EXERCISE DIRECTIONS: Collect from the data below each line with "JSON".
# start of RECORD EXCERPTS
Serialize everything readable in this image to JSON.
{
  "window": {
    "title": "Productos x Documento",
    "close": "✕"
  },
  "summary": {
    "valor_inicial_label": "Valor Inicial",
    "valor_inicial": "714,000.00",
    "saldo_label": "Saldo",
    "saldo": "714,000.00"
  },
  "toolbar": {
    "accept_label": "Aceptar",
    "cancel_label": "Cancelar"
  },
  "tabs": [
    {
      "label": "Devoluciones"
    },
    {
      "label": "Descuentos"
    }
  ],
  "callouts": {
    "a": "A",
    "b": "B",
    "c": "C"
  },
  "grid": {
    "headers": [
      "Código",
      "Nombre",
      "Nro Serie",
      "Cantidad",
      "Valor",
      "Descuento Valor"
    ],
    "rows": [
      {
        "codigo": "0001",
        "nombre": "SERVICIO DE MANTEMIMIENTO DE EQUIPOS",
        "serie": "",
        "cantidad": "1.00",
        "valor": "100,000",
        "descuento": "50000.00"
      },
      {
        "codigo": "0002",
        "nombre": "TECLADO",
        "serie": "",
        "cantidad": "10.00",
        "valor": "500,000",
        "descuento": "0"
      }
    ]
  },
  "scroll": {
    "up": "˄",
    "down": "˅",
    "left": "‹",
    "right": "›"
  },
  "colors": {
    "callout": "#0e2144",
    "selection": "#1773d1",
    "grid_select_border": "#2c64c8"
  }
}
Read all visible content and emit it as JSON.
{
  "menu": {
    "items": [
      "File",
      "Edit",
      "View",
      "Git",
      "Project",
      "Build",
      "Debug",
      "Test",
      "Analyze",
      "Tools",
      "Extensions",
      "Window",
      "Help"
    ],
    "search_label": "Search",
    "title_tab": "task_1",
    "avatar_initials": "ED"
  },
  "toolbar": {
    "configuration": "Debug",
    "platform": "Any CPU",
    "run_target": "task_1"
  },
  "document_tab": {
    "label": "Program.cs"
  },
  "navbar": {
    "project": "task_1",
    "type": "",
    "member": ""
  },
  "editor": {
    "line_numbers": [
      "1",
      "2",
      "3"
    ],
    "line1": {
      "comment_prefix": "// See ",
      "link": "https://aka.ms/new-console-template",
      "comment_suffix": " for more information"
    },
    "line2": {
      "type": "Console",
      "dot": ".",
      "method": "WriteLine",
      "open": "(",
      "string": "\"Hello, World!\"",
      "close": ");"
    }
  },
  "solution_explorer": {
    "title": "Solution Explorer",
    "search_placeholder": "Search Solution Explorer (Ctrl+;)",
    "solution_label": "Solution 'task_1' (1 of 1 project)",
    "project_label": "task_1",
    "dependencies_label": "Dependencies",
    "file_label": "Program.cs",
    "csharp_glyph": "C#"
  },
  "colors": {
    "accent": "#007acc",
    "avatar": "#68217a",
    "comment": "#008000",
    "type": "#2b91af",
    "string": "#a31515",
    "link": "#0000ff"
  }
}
# end of RECORD EXCERPTS
RIGHT ANSWER:
Serialize everything readable in this image to JSON.
Read all visible content and emit it as JSON.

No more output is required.